Written instruction
Copy out, from the entries below, each line holding the string "this".
+ + + +
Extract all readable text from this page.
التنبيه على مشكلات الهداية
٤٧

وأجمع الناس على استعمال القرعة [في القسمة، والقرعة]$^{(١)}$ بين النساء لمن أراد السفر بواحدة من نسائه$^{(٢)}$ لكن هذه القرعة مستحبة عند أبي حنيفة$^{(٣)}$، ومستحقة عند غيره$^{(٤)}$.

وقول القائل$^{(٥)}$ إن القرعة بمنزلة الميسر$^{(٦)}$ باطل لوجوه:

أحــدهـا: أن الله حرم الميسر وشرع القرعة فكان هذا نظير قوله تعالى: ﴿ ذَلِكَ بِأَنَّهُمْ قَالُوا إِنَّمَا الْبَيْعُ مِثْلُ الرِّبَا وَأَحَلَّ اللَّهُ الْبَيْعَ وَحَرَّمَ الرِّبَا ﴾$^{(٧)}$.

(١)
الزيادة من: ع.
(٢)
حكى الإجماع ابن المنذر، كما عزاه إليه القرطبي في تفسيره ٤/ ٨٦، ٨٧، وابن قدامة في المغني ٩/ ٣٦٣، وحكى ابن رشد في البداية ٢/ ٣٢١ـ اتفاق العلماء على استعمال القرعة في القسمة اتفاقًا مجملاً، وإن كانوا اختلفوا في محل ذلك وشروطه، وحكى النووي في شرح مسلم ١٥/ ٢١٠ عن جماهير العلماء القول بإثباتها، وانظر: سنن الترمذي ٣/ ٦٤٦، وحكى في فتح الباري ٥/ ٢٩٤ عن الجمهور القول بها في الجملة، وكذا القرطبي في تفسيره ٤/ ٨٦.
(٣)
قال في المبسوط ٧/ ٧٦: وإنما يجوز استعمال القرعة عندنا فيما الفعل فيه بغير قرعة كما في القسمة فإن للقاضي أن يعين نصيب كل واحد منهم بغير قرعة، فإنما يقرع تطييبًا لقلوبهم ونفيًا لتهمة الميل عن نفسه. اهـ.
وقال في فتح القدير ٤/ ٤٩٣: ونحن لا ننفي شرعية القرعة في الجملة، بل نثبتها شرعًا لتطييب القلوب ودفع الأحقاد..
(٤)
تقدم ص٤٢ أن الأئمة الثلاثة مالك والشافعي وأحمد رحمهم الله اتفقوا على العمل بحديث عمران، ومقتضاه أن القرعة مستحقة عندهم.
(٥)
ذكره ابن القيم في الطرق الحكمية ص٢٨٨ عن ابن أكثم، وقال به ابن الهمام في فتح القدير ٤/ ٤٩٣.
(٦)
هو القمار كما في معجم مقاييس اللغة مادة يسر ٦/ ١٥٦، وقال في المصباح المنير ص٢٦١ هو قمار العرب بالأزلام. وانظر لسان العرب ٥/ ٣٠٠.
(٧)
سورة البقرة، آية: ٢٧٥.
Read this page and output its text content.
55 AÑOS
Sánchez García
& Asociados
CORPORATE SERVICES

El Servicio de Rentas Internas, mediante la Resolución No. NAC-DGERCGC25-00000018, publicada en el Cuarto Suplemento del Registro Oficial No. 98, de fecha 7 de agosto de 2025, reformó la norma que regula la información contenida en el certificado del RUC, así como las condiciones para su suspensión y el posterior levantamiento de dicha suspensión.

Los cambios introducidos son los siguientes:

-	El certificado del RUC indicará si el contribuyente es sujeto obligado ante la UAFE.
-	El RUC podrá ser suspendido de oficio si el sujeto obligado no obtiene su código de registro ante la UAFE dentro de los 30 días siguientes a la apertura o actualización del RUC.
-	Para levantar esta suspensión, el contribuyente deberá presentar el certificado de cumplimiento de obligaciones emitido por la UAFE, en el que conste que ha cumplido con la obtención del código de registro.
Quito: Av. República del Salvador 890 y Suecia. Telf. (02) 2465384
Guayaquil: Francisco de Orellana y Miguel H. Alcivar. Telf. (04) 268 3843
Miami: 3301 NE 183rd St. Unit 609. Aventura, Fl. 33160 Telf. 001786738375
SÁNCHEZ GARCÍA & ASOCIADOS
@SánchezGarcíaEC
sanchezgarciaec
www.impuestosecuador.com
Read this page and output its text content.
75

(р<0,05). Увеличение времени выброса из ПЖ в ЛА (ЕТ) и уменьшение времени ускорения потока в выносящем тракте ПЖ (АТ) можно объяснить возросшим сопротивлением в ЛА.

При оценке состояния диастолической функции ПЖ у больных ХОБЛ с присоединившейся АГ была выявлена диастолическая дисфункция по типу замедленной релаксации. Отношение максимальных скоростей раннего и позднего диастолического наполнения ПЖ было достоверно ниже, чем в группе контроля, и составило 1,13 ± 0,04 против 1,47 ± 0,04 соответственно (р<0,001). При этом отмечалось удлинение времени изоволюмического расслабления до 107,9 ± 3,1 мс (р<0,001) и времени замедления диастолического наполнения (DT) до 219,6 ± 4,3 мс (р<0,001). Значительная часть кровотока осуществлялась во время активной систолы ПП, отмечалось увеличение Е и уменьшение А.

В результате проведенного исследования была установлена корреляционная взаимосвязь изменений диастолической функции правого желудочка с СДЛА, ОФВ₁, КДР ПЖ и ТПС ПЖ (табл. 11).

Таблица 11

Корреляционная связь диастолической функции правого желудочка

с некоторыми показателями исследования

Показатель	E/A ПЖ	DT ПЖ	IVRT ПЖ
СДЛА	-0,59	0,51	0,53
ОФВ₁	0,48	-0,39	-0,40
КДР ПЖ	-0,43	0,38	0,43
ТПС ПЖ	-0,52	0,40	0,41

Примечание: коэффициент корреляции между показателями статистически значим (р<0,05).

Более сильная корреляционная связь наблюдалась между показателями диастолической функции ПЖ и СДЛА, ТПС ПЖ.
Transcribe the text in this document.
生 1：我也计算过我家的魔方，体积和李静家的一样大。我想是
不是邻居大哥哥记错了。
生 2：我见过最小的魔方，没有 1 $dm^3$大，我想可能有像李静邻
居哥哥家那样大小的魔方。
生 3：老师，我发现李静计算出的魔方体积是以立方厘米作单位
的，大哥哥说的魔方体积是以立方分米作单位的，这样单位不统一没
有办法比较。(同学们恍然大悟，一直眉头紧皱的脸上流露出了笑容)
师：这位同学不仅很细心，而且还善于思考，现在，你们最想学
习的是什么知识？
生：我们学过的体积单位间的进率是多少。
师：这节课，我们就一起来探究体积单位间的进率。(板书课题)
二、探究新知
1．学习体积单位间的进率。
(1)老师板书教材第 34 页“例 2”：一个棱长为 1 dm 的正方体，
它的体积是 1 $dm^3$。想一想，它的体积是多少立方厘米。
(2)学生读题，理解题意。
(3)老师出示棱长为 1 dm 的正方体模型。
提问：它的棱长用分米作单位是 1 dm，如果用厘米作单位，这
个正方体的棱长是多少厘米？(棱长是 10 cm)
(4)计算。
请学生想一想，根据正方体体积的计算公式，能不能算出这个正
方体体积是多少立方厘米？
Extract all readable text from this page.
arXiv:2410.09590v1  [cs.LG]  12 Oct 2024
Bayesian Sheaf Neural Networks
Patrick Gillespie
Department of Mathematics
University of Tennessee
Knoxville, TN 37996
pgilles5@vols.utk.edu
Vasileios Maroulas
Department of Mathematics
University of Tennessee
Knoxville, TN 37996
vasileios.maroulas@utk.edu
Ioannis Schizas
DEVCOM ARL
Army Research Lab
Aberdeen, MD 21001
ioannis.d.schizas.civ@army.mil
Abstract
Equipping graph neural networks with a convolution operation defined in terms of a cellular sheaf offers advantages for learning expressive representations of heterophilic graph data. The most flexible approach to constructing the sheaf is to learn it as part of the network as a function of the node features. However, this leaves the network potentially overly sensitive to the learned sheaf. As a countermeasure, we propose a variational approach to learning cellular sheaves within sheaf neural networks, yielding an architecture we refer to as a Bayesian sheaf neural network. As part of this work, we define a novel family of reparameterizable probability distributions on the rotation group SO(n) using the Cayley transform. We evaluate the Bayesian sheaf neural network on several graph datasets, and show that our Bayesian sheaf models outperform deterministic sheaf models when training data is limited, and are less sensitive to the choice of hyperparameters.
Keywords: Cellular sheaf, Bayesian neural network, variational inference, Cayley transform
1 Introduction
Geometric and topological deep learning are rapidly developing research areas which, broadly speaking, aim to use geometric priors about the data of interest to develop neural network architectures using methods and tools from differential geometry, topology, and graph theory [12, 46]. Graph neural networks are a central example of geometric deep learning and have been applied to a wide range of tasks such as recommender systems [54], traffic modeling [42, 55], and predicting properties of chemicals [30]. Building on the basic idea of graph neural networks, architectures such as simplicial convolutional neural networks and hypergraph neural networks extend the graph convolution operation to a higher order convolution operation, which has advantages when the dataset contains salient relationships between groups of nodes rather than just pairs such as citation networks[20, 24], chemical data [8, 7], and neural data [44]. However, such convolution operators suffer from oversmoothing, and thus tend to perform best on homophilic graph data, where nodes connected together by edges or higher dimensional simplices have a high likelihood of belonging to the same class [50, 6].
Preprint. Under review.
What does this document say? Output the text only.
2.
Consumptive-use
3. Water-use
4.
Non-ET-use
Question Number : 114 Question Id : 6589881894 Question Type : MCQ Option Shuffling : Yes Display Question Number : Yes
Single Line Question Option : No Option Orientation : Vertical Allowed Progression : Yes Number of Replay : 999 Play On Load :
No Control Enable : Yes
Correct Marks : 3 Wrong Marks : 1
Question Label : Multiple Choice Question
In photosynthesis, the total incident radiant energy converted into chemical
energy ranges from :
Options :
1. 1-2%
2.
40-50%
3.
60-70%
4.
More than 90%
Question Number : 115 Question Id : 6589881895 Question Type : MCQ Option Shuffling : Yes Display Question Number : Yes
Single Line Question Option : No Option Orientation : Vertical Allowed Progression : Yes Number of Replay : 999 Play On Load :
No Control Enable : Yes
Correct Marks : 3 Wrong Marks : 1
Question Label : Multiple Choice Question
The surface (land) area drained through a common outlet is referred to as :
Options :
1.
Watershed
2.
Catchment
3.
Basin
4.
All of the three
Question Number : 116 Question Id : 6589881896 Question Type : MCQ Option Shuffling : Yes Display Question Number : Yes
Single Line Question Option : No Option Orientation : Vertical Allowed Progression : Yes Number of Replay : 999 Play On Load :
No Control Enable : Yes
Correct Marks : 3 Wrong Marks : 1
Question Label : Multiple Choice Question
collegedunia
+ + + +
Solution below
Extract all readable text from this page.
Read this page and output its text content.
Read this page and output its text content.
Transcribe the text in this document.
Extract all readable text from this page.
Equipping graph neural networks with a convolution operation defined in terms of a cellular sheaf offers advantages for learning expressive representations of heterophilic graph data. The most flexible approach to constructing the sheaf is to learn it as part of the network as a function of the node features. However, this leaves the network potentially overly sensitive to the learned sheaf. As a countermeasure, we propose a variational approach to learning cellular sheaves within sheaf neural networks, yielding an architecture we refer to as a Bayesian sheaf neural network. As part of this work, we define a novel family of reparameterizable probability distributions on the rotation group SO(n) using the Cayley transform. We evaluate the Bayesian sheaf neural network on several graph datasets, and show that our Bayesian sheaf models outperform deterministic sheaf models when training data is limited, and are less sensitive to the choice of hyperparameters.
What does this document say? Output the text only.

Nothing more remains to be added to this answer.